-- START THE DATA --

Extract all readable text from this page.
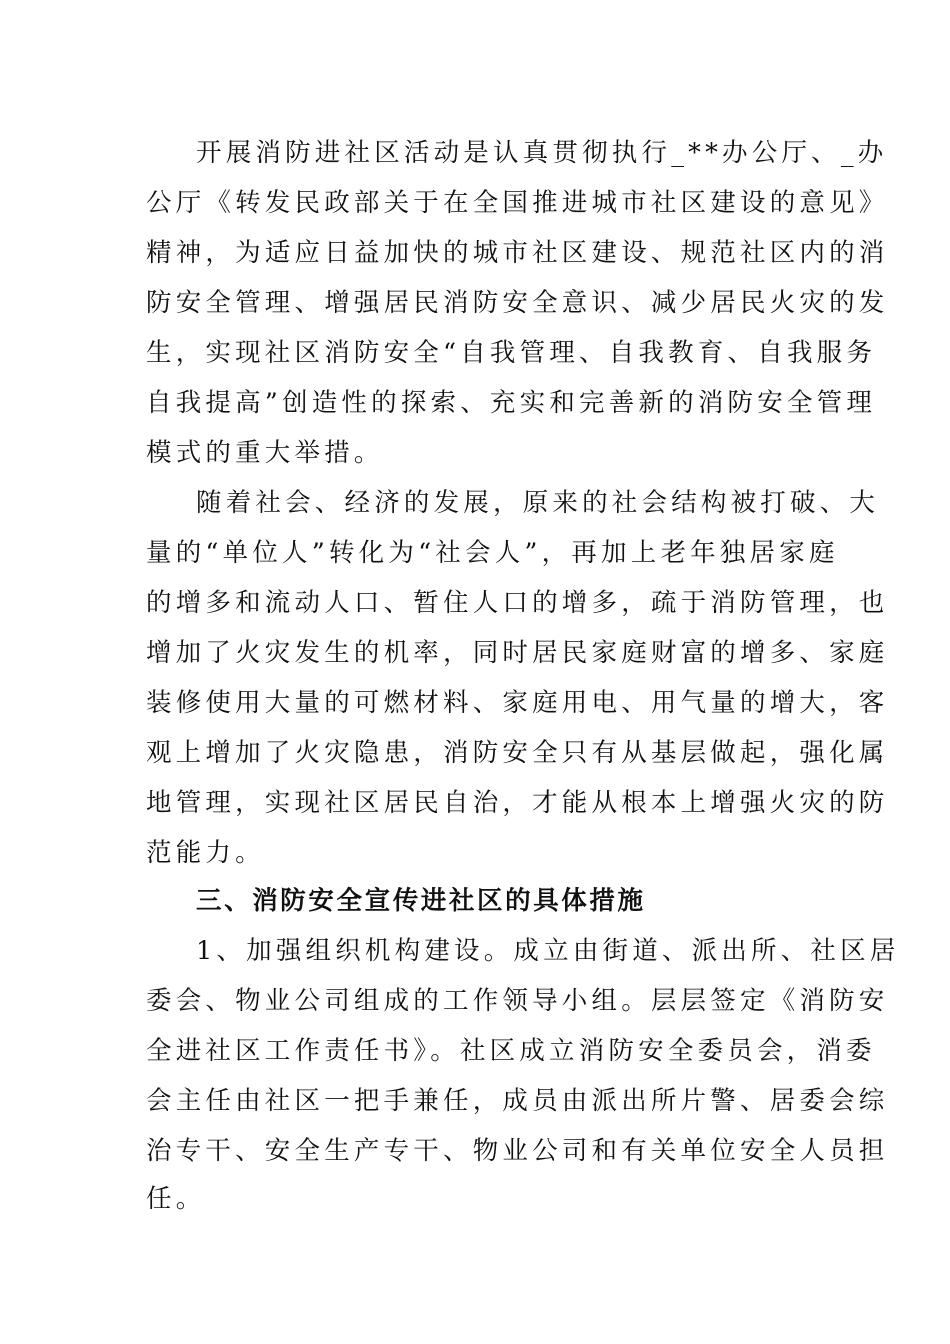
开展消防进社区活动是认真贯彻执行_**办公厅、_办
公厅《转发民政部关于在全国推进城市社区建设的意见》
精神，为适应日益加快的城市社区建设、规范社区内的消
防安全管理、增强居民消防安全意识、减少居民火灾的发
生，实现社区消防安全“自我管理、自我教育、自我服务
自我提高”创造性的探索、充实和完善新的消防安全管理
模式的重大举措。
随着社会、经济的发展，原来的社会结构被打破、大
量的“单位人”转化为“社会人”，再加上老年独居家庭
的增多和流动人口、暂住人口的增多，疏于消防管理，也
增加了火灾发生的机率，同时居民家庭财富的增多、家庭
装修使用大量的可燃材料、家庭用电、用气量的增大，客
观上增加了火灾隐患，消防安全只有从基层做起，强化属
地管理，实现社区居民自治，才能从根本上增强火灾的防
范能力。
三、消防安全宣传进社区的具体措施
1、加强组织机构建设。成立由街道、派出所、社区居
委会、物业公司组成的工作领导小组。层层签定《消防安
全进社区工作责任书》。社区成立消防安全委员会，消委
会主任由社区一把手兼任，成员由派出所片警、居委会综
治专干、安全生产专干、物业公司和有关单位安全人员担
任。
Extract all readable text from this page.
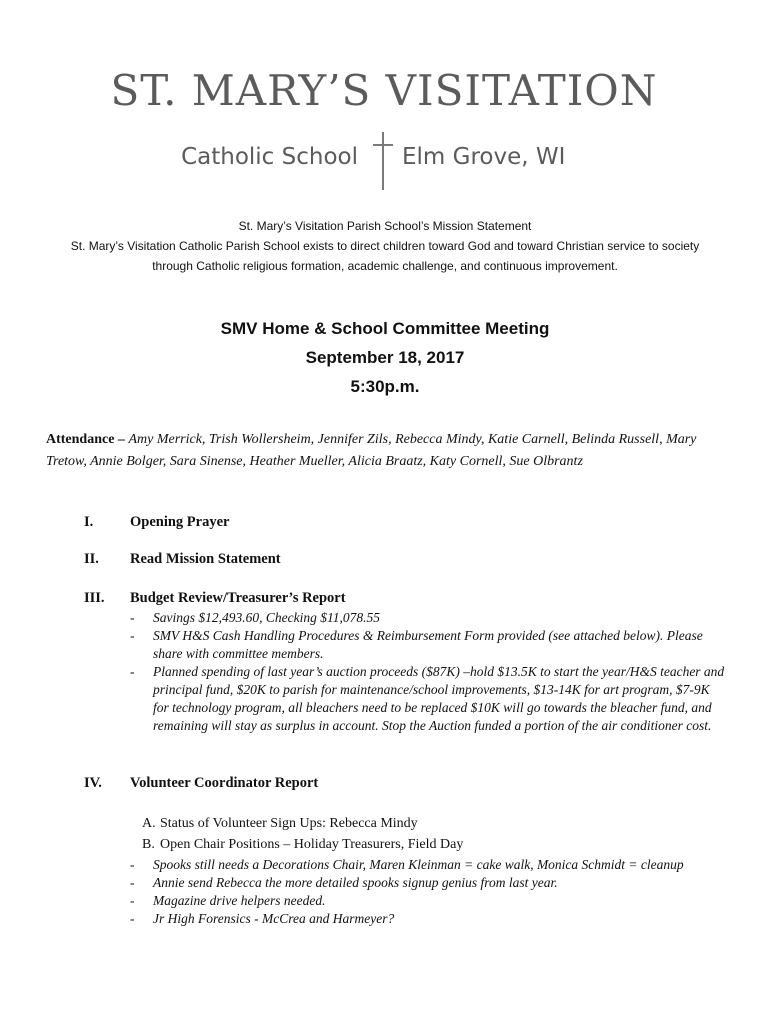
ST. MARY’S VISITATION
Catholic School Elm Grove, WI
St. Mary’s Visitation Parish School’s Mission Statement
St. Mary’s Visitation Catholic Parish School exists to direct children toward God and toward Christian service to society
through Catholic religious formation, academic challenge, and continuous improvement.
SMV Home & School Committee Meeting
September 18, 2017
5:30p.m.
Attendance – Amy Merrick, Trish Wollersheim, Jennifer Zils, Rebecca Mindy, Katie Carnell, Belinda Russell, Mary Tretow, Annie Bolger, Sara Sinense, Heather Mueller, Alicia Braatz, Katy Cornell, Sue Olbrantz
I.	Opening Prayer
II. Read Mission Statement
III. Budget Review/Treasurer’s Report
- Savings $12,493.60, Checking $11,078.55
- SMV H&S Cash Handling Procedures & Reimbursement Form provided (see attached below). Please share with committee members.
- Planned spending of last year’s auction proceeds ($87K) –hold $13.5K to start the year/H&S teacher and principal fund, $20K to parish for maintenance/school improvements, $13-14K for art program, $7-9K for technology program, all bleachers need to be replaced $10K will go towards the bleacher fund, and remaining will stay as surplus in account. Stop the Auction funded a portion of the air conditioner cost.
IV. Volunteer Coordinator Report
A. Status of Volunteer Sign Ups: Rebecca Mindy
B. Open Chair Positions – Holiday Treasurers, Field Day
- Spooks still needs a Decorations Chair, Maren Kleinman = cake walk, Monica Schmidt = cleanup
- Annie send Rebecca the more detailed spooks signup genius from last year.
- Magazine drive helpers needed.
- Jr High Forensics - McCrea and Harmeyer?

-- END THE DATA --
-- START THE DATA --

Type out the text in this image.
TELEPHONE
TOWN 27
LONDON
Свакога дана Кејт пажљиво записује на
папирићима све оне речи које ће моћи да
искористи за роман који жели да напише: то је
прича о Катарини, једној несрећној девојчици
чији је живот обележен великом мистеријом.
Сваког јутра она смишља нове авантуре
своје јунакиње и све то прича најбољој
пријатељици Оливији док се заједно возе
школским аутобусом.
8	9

-- END THE DATA --
-- START THE DATA --

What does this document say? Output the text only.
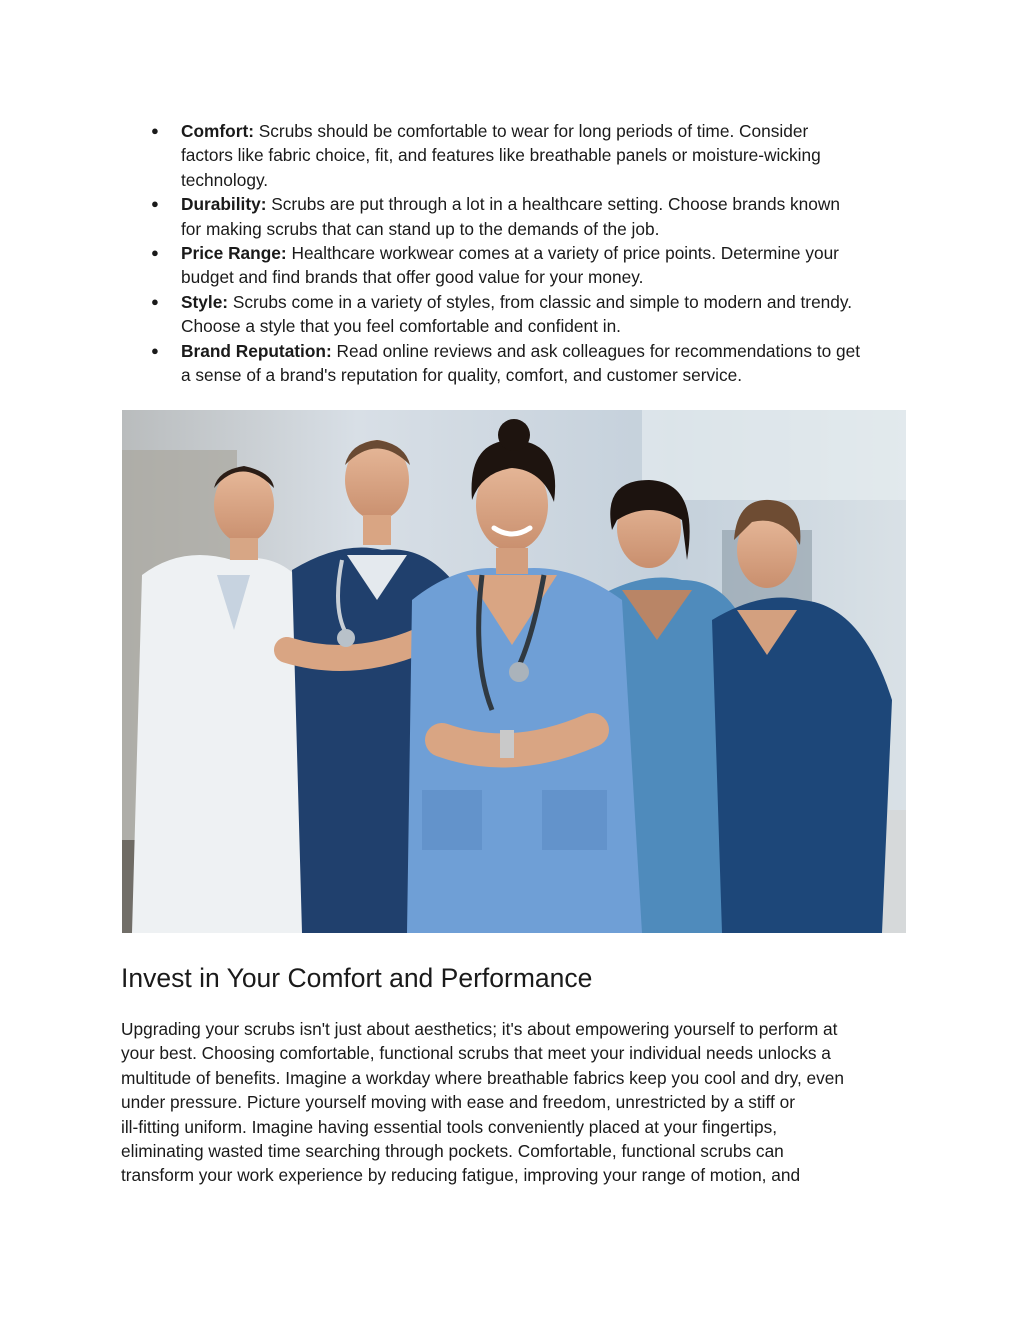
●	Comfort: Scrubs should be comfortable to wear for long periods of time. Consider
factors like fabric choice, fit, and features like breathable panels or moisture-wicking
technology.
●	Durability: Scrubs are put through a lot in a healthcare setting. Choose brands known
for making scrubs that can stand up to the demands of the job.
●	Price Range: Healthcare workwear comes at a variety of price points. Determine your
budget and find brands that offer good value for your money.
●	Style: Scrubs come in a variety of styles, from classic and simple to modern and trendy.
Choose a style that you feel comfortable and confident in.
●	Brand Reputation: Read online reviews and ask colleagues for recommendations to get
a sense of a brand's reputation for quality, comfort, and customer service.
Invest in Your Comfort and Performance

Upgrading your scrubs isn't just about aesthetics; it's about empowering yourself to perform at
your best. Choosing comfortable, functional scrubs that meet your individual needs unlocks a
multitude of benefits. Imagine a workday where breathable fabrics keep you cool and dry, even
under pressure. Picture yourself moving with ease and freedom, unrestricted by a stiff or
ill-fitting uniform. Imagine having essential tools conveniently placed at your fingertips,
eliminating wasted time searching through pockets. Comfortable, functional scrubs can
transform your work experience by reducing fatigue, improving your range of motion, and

-- END THE DATA --

List the lines that contain the word "year".

TASK OUTPUT -
- Planned spending of last year’s auction proceeds ($87K) –hold $13.5K to start the year/H&S teacher and principal fund, $20K to parish for maintenance/school improvements, $13-14K for art program, $7-9K for technology program, all bleachers need to be replaced $10K will go towards the bleacher fund, and remaining will stay as surplus in account. Stop the Auction funded a portion of the air conditioner cost.
- Annie send Rebecca the more detailed spooks signup genius from last year.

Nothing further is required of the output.